Records from a data collection
────────────────
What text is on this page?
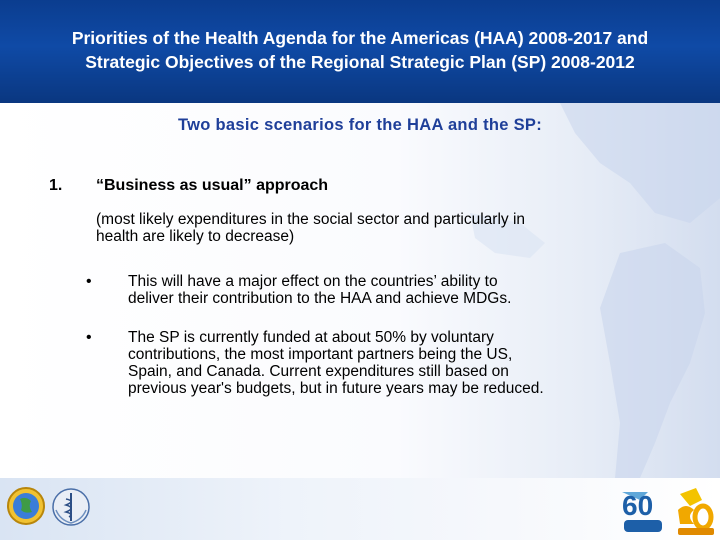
Priorities of the Health Agenda for the Americas (HAA) 2008-2017 and
Strategic Objectives of the Regional Strategic Plan (SP) 2008-2012
Two basic scenarios for the HAA and the SP:
1. “Business as usual” approach
(most likely expenditures in the social sector and particularly in
health are likely to decrease)
• This will have a major effect on the countries’ ability to
deliver their contribution to the HAA and achieve MDGs.
• The SP is currently funded at about 50% by voluntary
contributions, the most important partners being the US,
Spain, and Canada. Current expenditures still based on
previous year's budgets, but in future years may be reduced.
60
────────────────
* WHAT IS ASKED *
Repeat all the data as it stands, dropping any images it holds.

* COMPLETE OUTPUT *
What text is on this page?
Priorities of the Health Agenda for the Americas (HAA) 2008-2017 and
Strategic Objectives of the Regional Strategic Plan (SP) 2008-2012
Two basic scenarios for the HAA and the SP:
1. “Business as usual” approach
(most likely expenditures in the social sector and particularly in
health are likely to decrease)
• This will have a major effect on the countries’ ability to
deliver their contribution to the HAA and achieve MDGs.
• The SP is currently funded at about 50% by voluntary
contributions, the most important partners being the US,
Spain, and Canada. Current expenditures still based on
previous year's budgets, but in future years may be reduced.
60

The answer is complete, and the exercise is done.